◆ What is required
Repeat, exactly and completely, the entries shown underneath.
───── Source records
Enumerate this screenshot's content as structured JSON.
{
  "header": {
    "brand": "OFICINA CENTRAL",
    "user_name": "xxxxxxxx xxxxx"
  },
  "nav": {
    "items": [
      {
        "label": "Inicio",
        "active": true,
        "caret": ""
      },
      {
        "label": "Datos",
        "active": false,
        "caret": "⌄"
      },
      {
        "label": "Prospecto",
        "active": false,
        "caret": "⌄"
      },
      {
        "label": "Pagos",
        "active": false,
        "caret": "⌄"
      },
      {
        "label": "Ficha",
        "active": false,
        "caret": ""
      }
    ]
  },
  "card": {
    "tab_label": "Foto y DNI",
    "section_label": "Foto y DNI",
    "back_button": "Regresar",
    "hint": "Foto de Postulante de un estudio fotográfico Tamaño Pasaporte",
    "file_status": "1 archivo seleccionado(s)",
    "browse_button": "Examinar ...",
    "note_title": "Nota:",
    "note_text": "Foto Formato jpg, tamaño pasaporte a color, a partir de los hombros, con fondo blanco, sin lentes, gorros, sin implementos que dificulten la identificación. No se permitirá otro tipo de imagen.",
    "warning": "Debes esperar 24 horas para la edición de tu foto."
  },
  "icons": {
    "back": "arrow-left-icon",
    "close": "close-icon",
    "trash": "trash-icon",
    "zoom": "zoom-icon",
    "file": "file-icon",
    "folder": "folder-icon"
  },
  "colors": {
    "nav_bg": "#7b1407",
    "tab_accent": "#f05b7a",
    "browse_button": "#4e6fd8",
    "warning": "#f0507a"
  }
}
──────────
◆ Problem solution
Enumerate this screenshot's content as structured JSON.
{
  "header": {
    "brand": "OFICINA CENTRAL",
    "user_name": "xxxxxxxx xxxxx"
  },
  "nav": {
    "items": [
      {
        "label": "Inicio",
        "active": true,
        "caret": ""
      },
      {
        "label": "Datos",
        "active": false,
        "caret": "⌄"
      },
      {
        "label": "Prospecto",
        "active": false,
        "caret": "⌄"
      },
      {
        "label": "Pagos",
        "active": false,
        "caret": "⌄"
      },
      {
        "label": "Ficha",
        "active": false,
        "caret": ""
      }
    ]
  },
  "card": {
    "tab_label": "Foto y DNI",
    "section_label": "Foto y DNI",
    "back_button": "Regresar",
    "hint": "Foto de Postulante de un estudio fotográfico Tamaño Pasaporte",
    "file_status": "1 archivo seleccionado(s)",
    "browse_button": "Examinar ...",
    "note_title": "Nota:",
    "note_text": "Foto Formato jpg, tamaño pasaporte a color, a partir de los hombros, con fondo blanco, sin lentes, gorros, sin implementos que dificulten la identificación. No se permitirá otro tipo de imagen.",
    "warning": "Debes esperar 24 horas para la edición de tu foto."
  },
  "icons": {
    "back": "arrow-left-icon",
    "close": "close-icon",
    "trash": "trash-icon",
    "zoom": "zoom-icon",
    "file": "file-icon",
    "folder": "folder-icon"
  },
  "colors": {
    "nav_bg": "#7b1407",
    "tab_accent": "#f05b7a",
    "browse_button": "#4e6fd8",
    "warning": "#f0507a"
  }
}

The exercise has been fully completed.